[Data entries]
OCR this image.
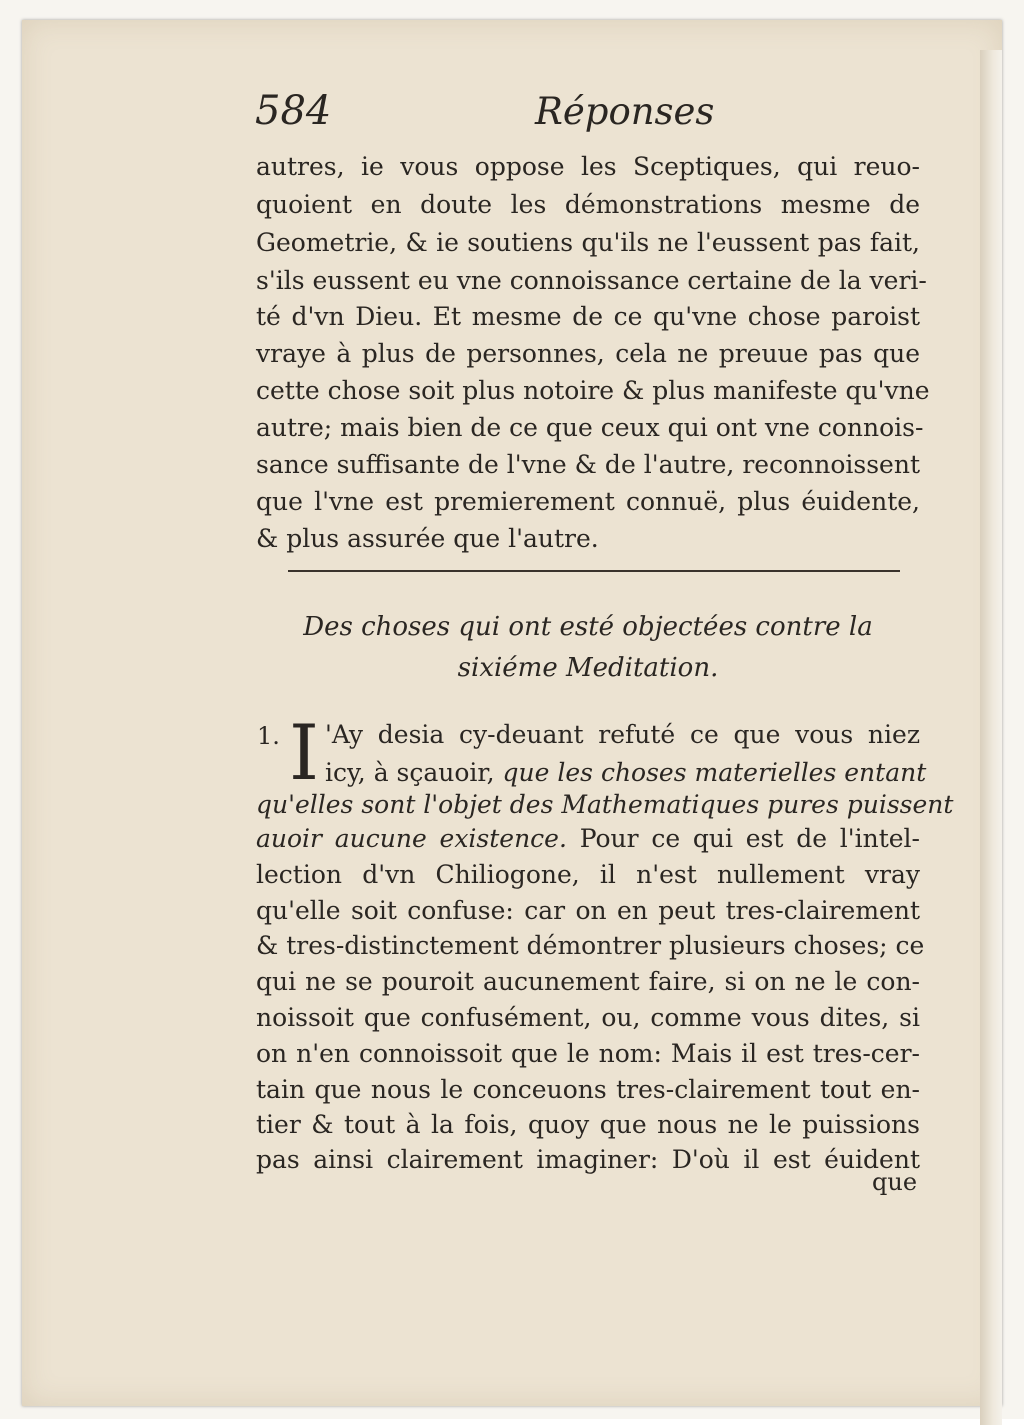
584	Réponses
autres, ie vous oppose les Sceptiques, qui reuo-
quoient en doute les démonstrations mesme de
Geometrie, & ie soutiens qu'ils ne l'eussent pas fait,
s'ils eussent eu vne connoissance certaine de la veri-
té d'vn Dieu. Et mesme de ce qu'vne chose paroist
vraye à plus de personnes, cela ne preuue pas que
cette chose soit plus notoire & plus manifeste qu'vne
autre; mais bien de ce que ceux qui ont vne connois-
sance suffisante de l'vne & de l'autre, reconnoissent
que l'vne est premierement connuë, plus éuidente,
& plus assurée que l'autre.
Des choses qui ont esté objectées contre la
sixiéme Meditation.
1. I 'Ay desia cy-deuant refuté ce que vous niez
icy, à sçauoir, que les choses materielles entant
qu'elles sont l'objet des Mathematiques pures puissent
auoir aucune existence. Pour ce qui est de l'intel-
lection d'vn Chiliogone, il n'est nullement vray
qu'elle soit confuse: car on en peut tres-clairement
& tres-distinctement démontrer plusieurs choses; ce
qui ne se pouroit aucunement faire, si on ne le con-
noissoit que confusément, ou, comme vous dites, si
on n'en connoissoit que le nom: Mais il est tres-cer-
tain que nous le conceuons tres-clairement tout en-
tier & tout à la fois, quoy que nous ne le puissions
pas ainsi clairement imaginer: D'où il est éuident
que
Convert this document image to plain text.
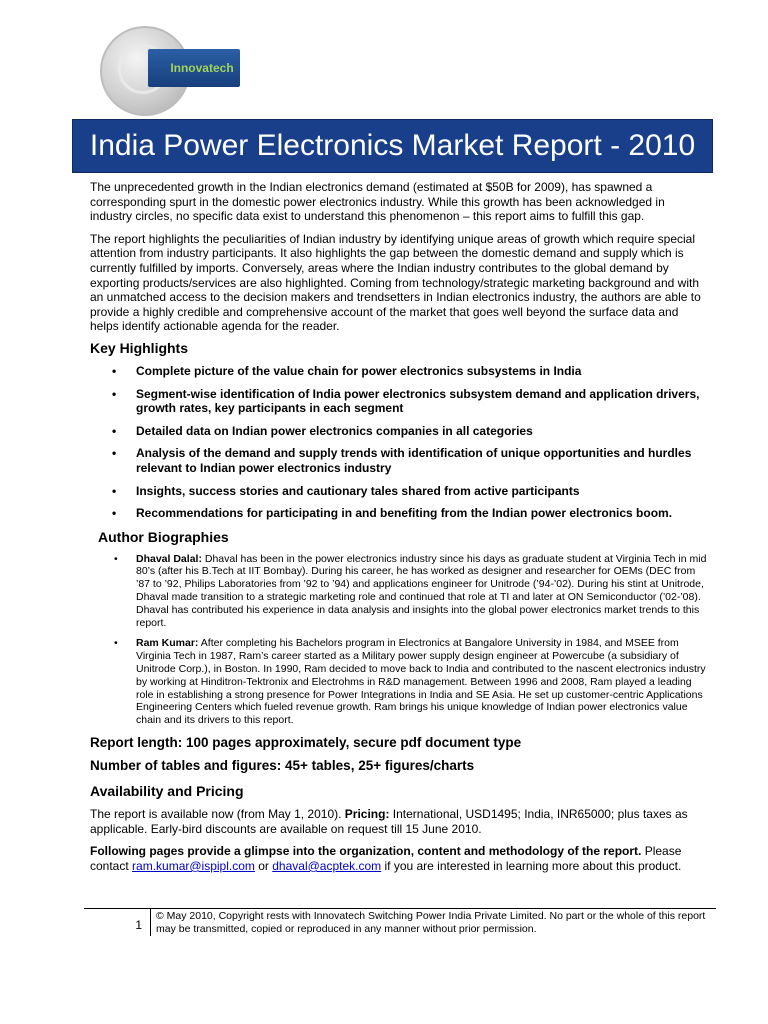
Innovatech
India Power Electronics Market Report - 2010

The unprecedented growth in the Indian electronics demand (estimated at $50B for 2009), has spawned a corresponding spurt in the domestic power electronics industry. While this growth has been acknowledged in industry circles, no specific data exist to understand this phenomenon – this report aims to fulfill this gap.

The report highlights the peculiarities of Indian industry by identifying unique areas of growth which require special attention from industry participants. It also highlights the gap between the domestic demand and supply which is currently fulfilled by imports. Conversely, areas where the Indian industry contributes to the global demand by exporting products/services are also highlighted. Coming from technology/strategic marketing background and with an unmatched access to the decision makers and trendsetters in Indian electronics industry, the authors are able to provide a highly credible and comprehensive account of the market that goes well beyond the surface data and helps identify actionable agenda for the reader.

Key Highlights
• Complete picture of the value chain for power electronics subsystems in India
• Segment-wise identification of India power electronics subsystem demand and application drivers, growth rates, key participants in each segment
• Detailed data on Indian power electronics companies in all categories
• Analysis of the demand and supply trends with identification of unique opportunities and hurdles relevant to Indian power electronics industry
• Insights, success stories and cautionary tales shared from active participants
• Recommendations for participating in and benefiting from the Indian power electronics boom.
Author Biographies
• Dhaval Dalal: Dhaval has been in the power electronics industry since his days as graduate student at Virginia Tech in mid 80’s (after his B.Tech at IIT Bombay). During his career, he has worked as designer and researcher for OEMs (DEC from ’87 to ’92, Philips Laboratories from ’92 to ’94) and applications engineer for Unitrode (’94-’02). During his stint at Unitrode, Dhaval made transition to a strategic marketing role and continued that role at TI and later at ON Semiconductor (’02-’08). Dhaval has contributed his experience in data analysis and insights into the global power electronics market trends to this report.
• Ram Kumar: After completing his Bachelors program in Electronics at Bangalore University in 1984, and MSEE from Virginia Tech in 1987, Ram’s career started as a Military power supply design engineer at Powercube (a subsidiary of Unitrode Corp.), in Boston. In 1990, Ram decided to move back to India and contributed to the nascent electronics industry by working at Hinditron-Tektronix and Electrohms in R&D management. Between 1996 and 2008, Ram played a leading role in establishing a strong presence for Power Integrations in India and SE Asia. He set up customer-centric Applications Engineering Centers which fueled revenue growth. Ram brings his unique knowledge of Indian power electronics value chain and its drivers to this report.
Report length: 100 pages approximately, secure pdf document type
Number of tables and figures: 45+ tables, 25+ figures/charts
Availability and Pricing

The report is available now (from May 1, 2010). Pricing: International, USD1495; India, INR65000; plus taxes as applicable. Early-bird discounts are available on request till 15 June 2010.

Following pages provide a glimpse into the organization, content and methodology of the report. Please contact ram.kumar@ispipl.com or dhaval@acptek.com if you are interested in learning more about this product.

1
© May 2010, Copyright rests with Innovatech Switching Power India Private Limited. No part or the whole of this report may be transmitted, copied or reproduced in any manner without prior permission.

▶ **REQUIREMENT**:
Output the data above without changes, apart from leaving out the pictures.

▶ **WORKED ANSWER**:
OCR this image.
584	Réponses
autres, ie vous oppose les Sceptiques, qui reuo-
quoient en doute les démonstrations mesme de
Geometrie, & ie soutiens qu'ils ne l'eussent pas fait,
s'ils eussent eu vne connoissance certaine de la veri-
té d'vn Dieu. Et mesme de ce qu'vne chose paroist
vraye à plus de personnes, cela ne preuue pas que
cette chose soit plus notoire & plus manifeste qu'vne
autre; mais bien de ce que ceux qui ont vne connois-
sance suffisante de l'vne & de l'autre, reconnoissent
que l'vne est premierement connuë, plus éuidente,
& plus assurée que l'autre.
Des choses qui ont esté objectées contre la
sixiéme Meditation.
1. I 'Ay desia cy-deuant refuté ce que vous niez
icy, à sçauoir, que les choses materielles entant
qu'elles sont l'objet des Mathematiques pures puissent
auoir aucune existence. Pour ce qui est de l'intel-
lection d'vn Chiliogone, il n'est nullement vray
qu'elle soit confuse: car on en peut tres-clairement
& tres-distinctement démontrer plusieurs choses; ce
qui ne se pouroit aucunement faire, si on ne le con-
noissoit que confusément, ou, comme vous dites, si
on n'en connoissoit que le nom: Mais il est tres-cer-
tain que nous le conceuons tres-clairement tout en-
tier & tout à la fois, quoy que nous ne le puissions
pas ainsi clairement imaginer: D'où il est éuident
que
Convert this document image to plain text.
Innovatech
India Power Electronics Market Report - 2010

The unprecedented growth in the Indian electronics demand (estimated at $50B for 2009), has spawned a corresponding spurt in the domestic power electronics industry. While this growth has been acknowledged in industry circles, no specific data exist to understand this phenomenon – this report aims to fulfill this gap.

The report highlights the peculiarities of Indian industry by identifying unique areas of growth which require special attention from industry participants. It also highlights the gap between the domestic demand and supply which is currently fulfilled by imports. Conversely, areas where the Indian industry contributes to the global demand by exporting products/services are also highlighted. Coming from technology/strategic marketing background and with an unmatched access to the decision makers and trendsetters in Indian electronics industry, the authors are able to provide a highly credible and comprehensive account of the market that goes well beyond the surface data and helps identify actionable agenda for the reader.

Key Highlights
• Complete picture of the value chain for power electronics subsystems in India
• Segment-wise identification of India power electronics subsystem demand and application drivers, growth rates, key participants in each segment
• Detailed data on Indian power electronics companies in all categories
• Analysis of the demand and supply trends with identification of unique opportunities and hurdles relevant to Indian power electronics industry
• Insights, success stories and cautionary tales shared from active participants
• Recommendations for participating in and benefiting from the Indian power electronics boom.
Author Biographies
• Dhaval Dalal: Dhaval has been in the power electronics industry since his days as graduate student at Virginia Tech in mid 80’s (after his B.Tech at IIT Bombay). During his career, he has worked as designer and researcher for OEMs (DEC from ’87 to ’92, Philips Laboratories from ’92 to ’94) and applications engineer for Unitrode (’94-’02). During his stint at Unitrode, Dhaval made transition to a strategic marketing role and continued that role at TI and later at ON Semiconductor (’02-’08). Dhaval has contributed his experience in data analysis and insights into the global power electronics market trends to this report.
• Ram Kumar: After completing his Bachelors program in Electronics at Bangalore University in 1984, and MSEE from Virginia Tech in 1987, Ram’s career started as a Military power supply design engineer at Powercube (a subsidiary of Unitrode Corp.), in Boston. In 1990, Ram decided to move back to India and contributed to the nascent electronics industry by working at Hinditron-Tektronix and Electrohms in R&D management. Between 1996 and 2008, Ram played a leading role in establishing a strong presence for Power Integrations in India and SE Asia. He set up customer-centric Applications Engineering Centers which fueled revenue growth. Ram brings his unique knowledge of Indian power electronics value chain and its drivers to this report.
Report length: 100 pages approximately, secure pdf document type
Number of tables and figures: 45+ tables, 25+ figures/charts
Availability and Pricing

The report is available now (from May 1, 2010). Pricing: International, USD1495; India, INR65000; plus taxes as applicable. Early-bird discounts are available on request till 15 June 2010.

Following pages provide a glimpse into the organization, content and methodology of the report. Please contact ram.kumar@ispipl.com or dhaval@acptek.com if you are interested in learning more about this product.

1
© May 2010, Copyright rests with Innovatech Switching Power India Private Limited. No part or the whole of this report may be transmitted, copied or reproduced in any manner without prior permission.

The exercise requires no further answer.